-- start Record list --
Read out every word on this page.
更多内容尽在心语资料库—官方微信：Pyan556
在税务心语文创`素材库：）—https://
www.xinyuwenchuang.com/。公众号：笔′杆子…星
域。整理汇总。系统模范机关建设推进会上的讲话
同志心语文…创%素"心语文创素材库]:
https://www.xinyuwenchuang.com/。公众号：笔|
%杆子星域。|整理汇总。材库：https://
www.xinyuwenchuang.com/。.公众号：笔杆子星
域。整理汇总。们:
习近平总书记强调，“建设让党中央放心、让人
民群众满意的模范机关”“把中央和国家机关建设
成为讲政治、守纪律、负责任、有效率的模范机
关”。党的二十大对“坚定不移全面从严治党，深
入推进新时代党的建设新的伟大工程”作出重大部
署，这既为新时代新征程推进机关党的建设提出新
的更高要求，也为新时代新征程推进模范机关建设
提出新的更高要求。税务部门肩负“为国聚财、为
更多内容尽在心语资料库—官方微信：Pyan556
-- end Record list --
-- start Record list --
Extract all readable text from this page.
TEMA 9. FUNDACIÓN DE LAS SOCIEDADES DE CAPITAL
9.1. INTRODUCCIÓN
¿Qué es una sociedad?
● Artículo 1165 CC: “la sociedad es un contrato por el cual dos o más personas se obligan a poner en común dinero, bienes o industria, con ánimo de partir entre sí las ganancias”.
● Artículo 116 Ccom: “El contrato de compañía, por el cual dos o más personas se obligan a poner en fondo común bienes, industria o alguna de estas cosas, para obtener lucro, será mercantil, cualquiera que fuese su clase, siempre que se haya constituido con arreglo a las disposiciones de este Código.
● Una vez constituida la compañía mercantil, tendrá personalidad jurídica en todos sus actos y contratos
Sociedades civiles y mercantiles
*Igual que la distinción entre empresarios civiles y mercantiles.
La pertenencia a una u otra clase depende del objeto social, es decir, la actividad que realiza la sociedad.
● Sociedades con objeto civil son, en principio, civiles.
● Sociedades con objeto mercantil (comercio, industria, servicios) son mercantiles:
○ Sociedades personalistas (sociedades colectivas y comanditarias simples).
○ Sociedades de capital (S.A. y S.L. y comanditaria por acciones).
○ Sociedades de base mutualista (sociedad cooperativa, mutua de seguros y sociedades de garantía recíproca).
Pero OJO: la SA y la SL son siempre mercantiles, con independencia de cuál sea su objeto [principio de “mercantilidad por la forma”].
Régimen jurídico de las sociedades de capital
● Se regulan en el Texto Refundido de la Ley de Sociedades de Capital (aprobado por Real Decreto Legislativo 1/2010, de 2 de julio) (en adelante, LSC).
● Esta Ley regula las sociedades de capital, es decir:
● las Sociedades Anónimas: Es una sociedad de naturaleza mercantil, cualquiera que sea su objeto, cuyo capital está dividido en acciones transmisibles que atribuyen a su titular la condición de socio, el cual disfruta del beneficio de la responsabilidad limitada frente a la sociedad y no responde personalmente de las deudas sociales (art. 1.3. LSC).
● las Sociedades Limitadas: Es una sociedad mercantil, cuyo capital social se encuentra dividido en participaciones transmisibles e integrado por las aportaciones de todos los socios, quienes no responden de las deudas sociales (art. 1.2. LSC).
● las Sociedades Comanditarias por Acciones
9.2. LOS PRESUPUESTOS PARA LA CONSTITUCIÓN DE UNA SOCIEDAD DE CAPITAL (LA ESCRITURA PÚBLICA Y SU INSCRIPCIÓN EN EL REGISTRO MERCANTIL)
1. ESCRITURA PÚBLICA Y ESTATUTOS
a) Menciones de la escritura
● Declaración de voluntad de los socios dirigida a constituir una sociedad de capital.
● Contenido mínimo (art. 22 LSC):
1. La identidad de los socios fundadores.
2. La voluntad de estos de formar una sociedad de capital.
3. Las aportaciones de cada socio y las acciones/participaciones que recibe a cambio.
-- end Record list --
-- start Record list --
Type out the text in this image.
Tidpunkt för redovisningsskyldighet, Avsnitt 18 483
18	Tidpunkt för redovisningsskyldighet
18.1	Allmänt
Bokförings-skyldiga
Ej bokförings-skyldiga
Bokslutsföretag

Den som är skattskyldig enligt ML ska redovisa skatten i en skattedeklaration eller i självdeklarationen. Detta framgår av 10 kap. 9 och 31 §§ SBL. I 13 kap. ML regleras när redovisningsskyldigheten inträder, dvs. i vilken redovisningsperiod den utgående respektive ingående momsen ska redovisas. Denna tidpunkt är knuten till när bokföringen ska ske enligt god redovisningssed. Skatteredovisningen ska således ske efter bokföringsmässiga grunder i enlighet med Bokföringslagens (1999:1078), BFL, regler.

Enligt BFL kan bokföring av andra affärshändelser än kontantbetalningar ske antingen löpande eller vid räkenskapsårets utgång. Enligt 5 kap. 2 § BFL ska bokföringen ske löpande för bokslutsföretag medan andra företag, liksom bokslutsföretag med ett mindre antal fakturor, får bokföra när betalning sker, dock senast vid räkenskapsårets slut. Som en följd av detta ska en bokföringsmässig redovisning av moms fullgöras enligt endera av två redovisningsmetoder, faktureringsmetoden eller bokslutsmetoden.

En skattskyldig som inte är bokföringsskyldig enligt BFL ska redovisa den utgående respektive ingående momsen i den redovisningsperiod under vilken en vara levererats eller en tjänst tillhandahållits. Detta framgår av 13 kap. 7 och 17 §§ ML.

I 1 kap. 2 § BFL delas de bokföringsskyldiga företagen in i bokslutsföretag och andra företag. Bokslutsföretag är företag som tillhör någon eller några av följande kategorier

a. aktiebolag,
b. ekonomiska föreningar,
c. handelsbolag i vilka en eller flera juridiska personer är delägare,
-- end Record list --
Pull out each line of the listing that holds the string "https".

Answer to this task –
在税务心语文创`素材库：）—https://
https://www.xinyuwenchuang.com/。公众号：笔|
%杆子星域。|整理汇总。材库：https://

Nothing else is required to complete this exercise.